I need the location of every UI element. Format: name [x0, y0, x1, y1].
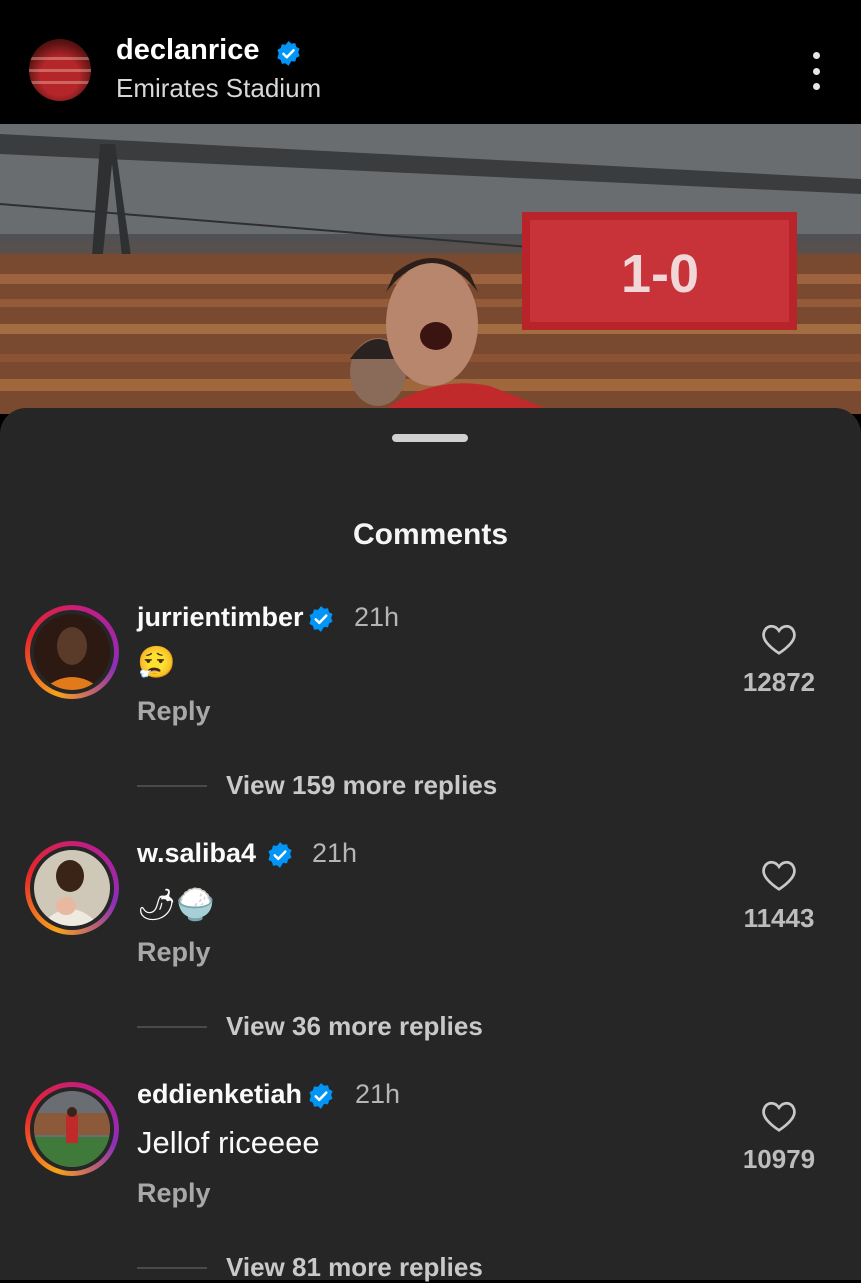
replies-divider [137, 1026, 207, 1028]
reply-button[interactable]: Reply [137, 1178, 211, 1209]
comment-username[interactable]: w.saliba4 [137, 838, 256, 869]
view-more-replies[interactable]: View 159 more replies [226, 770, 497, 801]
comment-time: 21h [354, 602, 400, 632]
scoreboard-text: 1-0 [621, 244, 699, 304]
post-location[interactable]: Emirates Stadium [116, 73, 321, 104]
view-more-replies[interactable]: View 81 more replies [226, 1252, 483, 1283]
drag-handle[interactable] [392, 434, 468, 442]
heart-icon[interactable] [761, 1099, 797, 1133]
comment-username[interactable]: eddienketiah [137, 1079, 302, 1110]
post-header: declanrice Emirates Stadium [0, 0, 861, 124]
reply-button[interactable]: Reply [137, 696, 211, 727]
comment-text: 🌶🍚 [137, 887, 215, 923]
replies-divider [137, 1267, 207, 1269]
avatar [34, 614, 110, 690]
reply-button[interactable]: Reply [137, 937, 211, 968]
verified-badge-icon [309, 606, 333, 632]
story-ring[interactable] [25, 605, 119, 699]
comments-sheet: Comments jurrientimber 21h 😮‍💨 Reply 128… [0, 408, 861, 1283]
avatar [34, 850, 110, 926]
post-username[interactable]: declanrice [116, 34, 259, 67]
more-options-icon[interactable] [805, 52, 827, 90]
verified-badge-icon [277, 41, 300, 66]
verified-badge-icon [268, 842, 292, 868]
story-ring[interactable] [25, 841, 119, 935]
replies-divider [137, 785, 207, 787]
profile-avatar[interactable] [29, 39, 91, 101]
like-count: 12872 [742, 667, 816, 697]
verified-badge-icon [309, 1083, 333, 1109]
comment-time: 21h [355, 1079, 401, 1109]
like-count: 11443 [743, 903, 815, 933]
comments-title: Comments [352, 518, 509, 551]
heart-icon[interactable] [761, 622, 797, 656]
view-more-replies[interactable]: View 36 more replies [226, 1011, 483, 1042]
story-ring[interactable] [25, 1082, 119, 1176]
like-count: 10979 [742, 1144, 816, 1174]
post-photo[interactable]: 1-0 [0, 124, 861, 414]
heart-icon[interactable] [761, 858, 797, 892]
comment-time: 21h [312, 838, 358, 868]
avatar [34, 1091, 110, 1167]
comment-username[interactable]: jurrientimber [137, 602, 304, 633]
comment-text: Jellof riceeee [137, 1125, 320, 1160]
comment-text: 😮‍💨 [137, 645, 176, 681]
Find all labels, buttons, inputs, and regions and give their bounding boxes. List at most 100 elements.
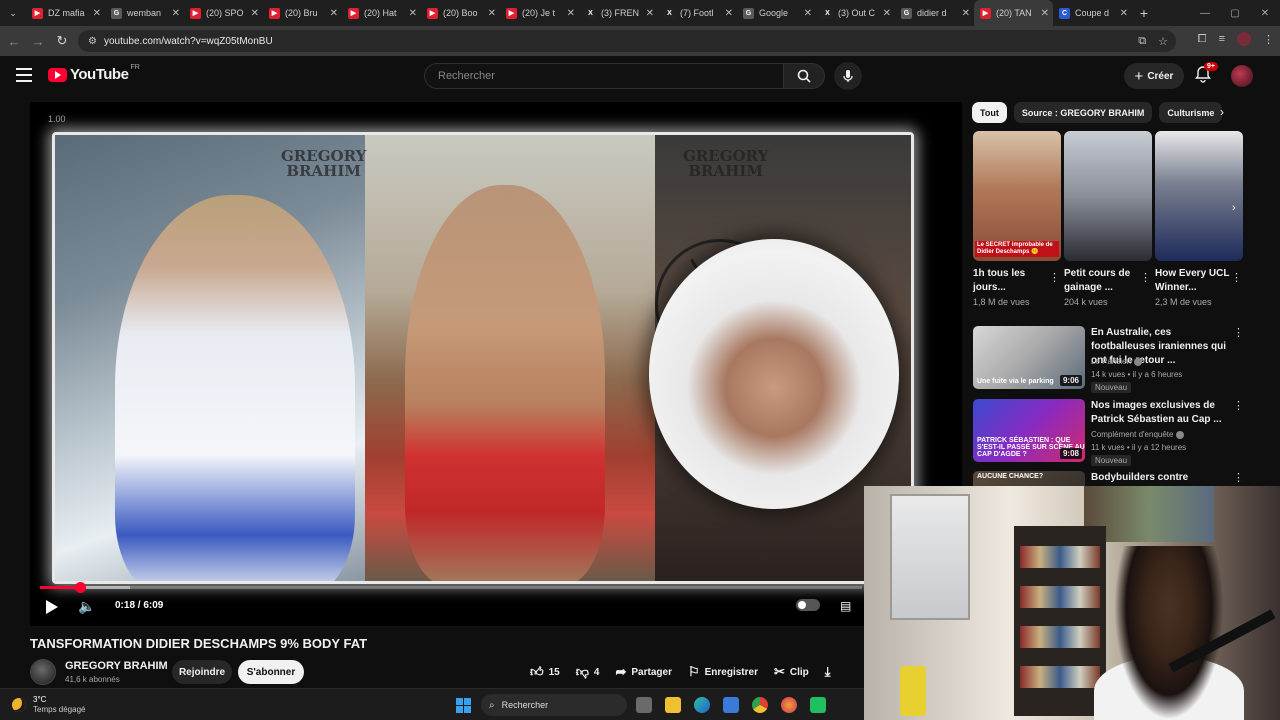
browser-tab[interactable]: ▶ (20) SPO ✕ — [184, 0, 263, 26]
tab-close-icon[interactable]: ✕ — [883, 8, 891, 19]
search-button[interactable] — [783, 63, 825, 89]
browser-tab[interactable]: Gdidier d ✕ — [895, 0, 974, 26]
more-options-icon[interactable]: ⋮ — [1233, 471, 1244, 484]
join-button[interactable]: Rejoindre — [172, 660, 232, 684]
guide-menu-icon[interactable] — [16, 68, 32, 82]
tab-close-icon[interactable]: ✕ — [1041, 8, 1049, 19]
browser-tab[interactable]: G Google ✕ — [737, 0, 816, 26]
recommended-video[interactable]: Une fuite via le parking 9:06 En Australie… — [973, 326, 1245, 393]
filter-chip[interactable]: Source : GREGORY BRAHIM — [1013, 102, 1153, 123]
media-icon[interactable]: ≡ — [1219, 33, 1225, 45]
browser-menu-icon[interactable]: ⋮ — [1263, 33, 1274, 46]
video-channel-name[interactable]: Le Parisien — [1091, 357, 1143, 366]
subtitles-icon[interactable]: ▤ — [840, 599, 851, 613]
tab-close-icon[interactable]: ✕ — [172, 8, 180, 19]
browser-tab[interactable]: ▶ (20) Hat ✕ — [342, 0, 421, 26]
more-options-icon[interactable]: ⋮ — [1233, 399, 1244, 412]
browser-tab[interactable]: C Coupe d ✕ — [1053, 0, 1132, 26]
chevron-right-icon[interactable]: › — [1220, 105, 1224, 119]
short-title[interactable]: 1h tous les jours... — [973, 267, 1049, 295]
video-thumbnail[interactable]: Une fuite via le parking 9:06 — [973, 326, 1085, 389]
short-card[interactable]: Le SECRET improbable de Didier Deschamps… — [973, 131, 1061, 307]
short-title[interactable]: How Every UCL Winner... — [1155, 267, 1231, 295]
back-icon[interactable]: ← — [2, 34, 26, 49]
play-icon[interactable] — [46, 600, 58, 614]
weather-widget[interactable]: 3°C Temps dégagé — [12, 695, 85, 715]
notifications-button[interactable]: 9+ — [1194, 62, 1218, 85]
shorts-next-icon[interactable]: › — [1232, 202, 1246, 216]
short-card[interactable]: How Every UCL Winner... 2,3 M de vues ⋮ — [1155, 131, 1243, 307]
channel-avatar[interactable] — [30, 659, 56, 685]
browser-tab[interactable]: X (3) Out C ✕ — [816, 0, 895, 26]
clip-button[interactable]: ✂ Clip — [766, 660, 817, 684]
taskbar-search[interactable]: ⌕ Rechercher — [481, 694, 627, 716]
tab-close-icon[interactable]: ✕ — [1120, 8, 1128, 19]
green-app-icon[interactable] — [810, 697, 826, 713]
short-thumbnail[interactable] — [1155, 131, 1243, 261]
more-options-icon[interactable]: ⋮ — [1231, 271, 1242, 284]
short-thumbnail[interactable] — [1064, 131, 1152, 261]
close-window-icon[interactable]: ✕ — [1250, 8, 1280, 19]
tab-close-icon[interactable]: ✕ — [646, 8, 654, 19]
tab-close-icon[interactable]: ✕ — [251, 8, 259, 19]
video-frame[interactable]: GREGORY BRAHIM GREGORY BRAHIM — [52, 132, 914, 584]
edge-icon[interactable] — [694, 697, 710, 713]
short-title[interactable]: Petit cours de gainage ... — [1064, 267, 1140, 295]
site-info-icon[interactable]: ⚙ — [88, 36, 97, 47]
tab-close-icon[interactable]: ✕ — [567, 8, 575, 19]
windows-start-icon[interactable] — [456, 698, 471, 713]
more-options-icon[interactable]: ⋮ — [1140, 271, 1151, 284]
create-button[interactable]: + Créer — [1124, 63, 1184, 89]
filter-chip[interactable]: Culturisme — [1159, 102, 1223, 123]
more-options-icon[interactable]: ⋮ — [1233, 326, 1244, 339]
autoplay-toggle[interactable] — [796, 599, 820, 611]
forward-icon[interactable]: → — [26, 34, 50, 49]
short-card[interactable]: Petit cours de gainage ... 204 k vues ⋮ — [1064, 131, 1152, 307]
recommended-video[interactable]: PATRICK SÉBASTIEN : QUE S'EST-IL PASSÉ S… — [973, 399, 1245, 466]
browser-tab[interactable]: ▶ DZ mafia ✕ — [26, 0, 105, 26]
video-player[interactable]: 1.00 GREGORY BRAHIM GREGORY BRAHIM 🔈 0:18 … — [30, 102, 962, 626]
video-thumbnail[interactable]: PATRICK SÉBASTIEN : QUE S'EST-IL PASSÉ S… — [973, 399, 1085, 462]
tab-close-icon[interactable]: ✕ — [962, 8, 970, 19]
browser-tab[interactable]: X (3) FREN ✕ — [579, 0, 658, 26]
store-icon[interactable] — [723, 697, 739, 713]
tab-search-menu-icon[interactable]: ⌄ — [0, 0, 26, 26]
profile-avatar[interactable] — [1237, 32, 1251, 46]
browser-tab[interactable]: ▶ (20) Je t ✕ — [500, 0, 579, 26]
browser-tab[interactable]: ▶ (20) Boo ✕ — [421, 0, 500, 26]
chrome-icon[interactable] — [752, 697, 768, 713]
search-input[interactable]: Rechercher — [424, 63, 784, 89]
share-button[interactable]: ➦ Partager — [607, 660, 679, 684]
video-title-link[interactable]: Nos images exclusives de Patrick Sébasti… — [1091, 399, 1229, 427]
tab-close-icon[interactable]: ✕ — [93, 8, 101, 19]
install-app-icon[interactable]: ⧉ — [1138, 35, 1146, 48]
youtube-logo[interactable]: YouTube FR — [48, 64, 140, 83]
voice-search-button[interactable] — [834, 62, 862, 90]
extensions-icon[interactable]: ⧠ — [1198, 33, 1207, 46]
tab-close-icon[interactable]: ✕ — [725, 8, 733, 19]
firefox-icon[interactable] — [781, 697, 797, 713]
short-thumbnail[interactable]: Le SECRET improbable de Didier Deschamps… — [973, 131, 1061, 261]
like-button[interactable]: 👍︎ 15 — [522, 660, 568, 684]
maximize-icon[interactable]: ▢ — [1220, 8, 1250, 19]
tab-close-icon[interactable]: ✕ — [330, 8, 338, 19]
tab-close-icon[interactable]: ✕ — [409, 8, 417, 19]
new-tab-button[interactable]: + — [1132, 5, 1156, 21]
browser-tab[interactable]: X (7) Footl ✕ — [658, 0, 737, 26]
tab-close-icon[interactable]: ✕ — [804, 8, 812, 19]
dislike-button[interactable]: 👎︎ 4 — [568, 660, 608, 684]
bookmark-star-icon[interactable]: ☆ — [1158, 35, 1168, 48]
file-explorer-icon[interactable] — [665, 697, 681, 713]
reload-icon[interactable]: ↻ — [50, 33, 74, 49]
save-button[interactable]: ⚐ Enregistrer — [680, 660, 766, 684]
browser-tab[interactable]: Gwemban ✕ — [105, 0, 184, 26]
account-avatar[interactable] — [1231, 65, 1253, 87]
download-button[interactable]: ⤓ — [817, 660, 844, 684]
channel-name[interactable]: GREGORY BRAHIM — [65, 660, 168, 672]
video-channel-name[interactable]: Complément d'enquête — [1091, 430, 1185, 439]
progress-bar[interactable] — [40, 582, 862, 593]
browser-tab[interactable]: ▶ (20) Bru ✕ — [263, 0, 342, 26]
tab-close-icon[interactable]: ✕ — [488, 8, 496, 19]
scrubber-knob[interactable] — [75, 582, 87, 593]
browser-tab[interactable]: ▶ (20) TAN ✕ — [974, 0, 1053, 26]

........

> [REQUEST]:
Reproduce the stretch of lines from the one containing "replies-divider [137, 1026, 207, 1028]" through the one containing "heart-icon[interactable] [761, 622, 797, 656]", both included, without any change.

> [RESPONSE BELOW]:
replies-divider [137, 1026, 207, 1028]
reply-button[interactable]: Reply [137, 1178, 211, 1209]
comment-username[interactable]: w.saliba4 [137, 838, 256, 869]
view-more-replies[interactable]: View 159 more replies [226, 770, 497, 801]
comment-time: 21h [354, 602, 400, 632]
scoreboard-text: 1-0 [621, 244, 699, 304]
post-location[interactable]: Emirates Stadium [116, 73, 321, 104]
view-more-replies[interactable]: View 81 more replies [226, 1252, 483, 1283]
drag-handle[interactable] [392, 434, 468, 442]
heart-icon[interactable] [761, 1099, 797, 1133]
comment-username[interactable]: eddienketiah [137, 1079, 302, 1110]
post-header: declanrice Emirates Stadium [0, 0, 861, 124]
reply-button[interactable]: Reply [137, 696, 211, 727]
comment-text: 🌶🍚 [137, 887, 215, 923]
replies-divider [137, 1267, 207, 1269]
avatar [34, 614, 110, 690]
reply-button[interactable]: Reply [137, 937, 211, 968]
verified-badge-icon [309, 606, 333, 632]
story-ring[interactable] [25, 605, 119, 699]
comments-sheet: Comments jurrientimber 21h 😮‍💨 Reply 128… [0, 408, 861, 1283]
avatar [34, 850, 110, 926]
post-username[interactable]: declanrice [116, 34, 259, 67]
more-options-icon[interactable] [805, 52, 827, 90]
verified-badge-icon [277, 41, 300, 66]
verified-badge-icon [268, 842, 292, 868]
story-ring[interactable] [25, 841, 119, 935]
replies-divider [137, 785, 207, 787]
profile-avatar[interactable] [29, 39, 91, 101]
like-count: 12872 [742, 667, 816, 697]
verified-badge-icon [309, 1083, 333, 1109]
comment-time: 21h [355, 1079, 401, 1109]
like-count: 11443 [743, 903, 815, 933]
comments-title: Comments [352, 518, 509, 551]
heart-icon[interactable] [761, 622, 797, 656]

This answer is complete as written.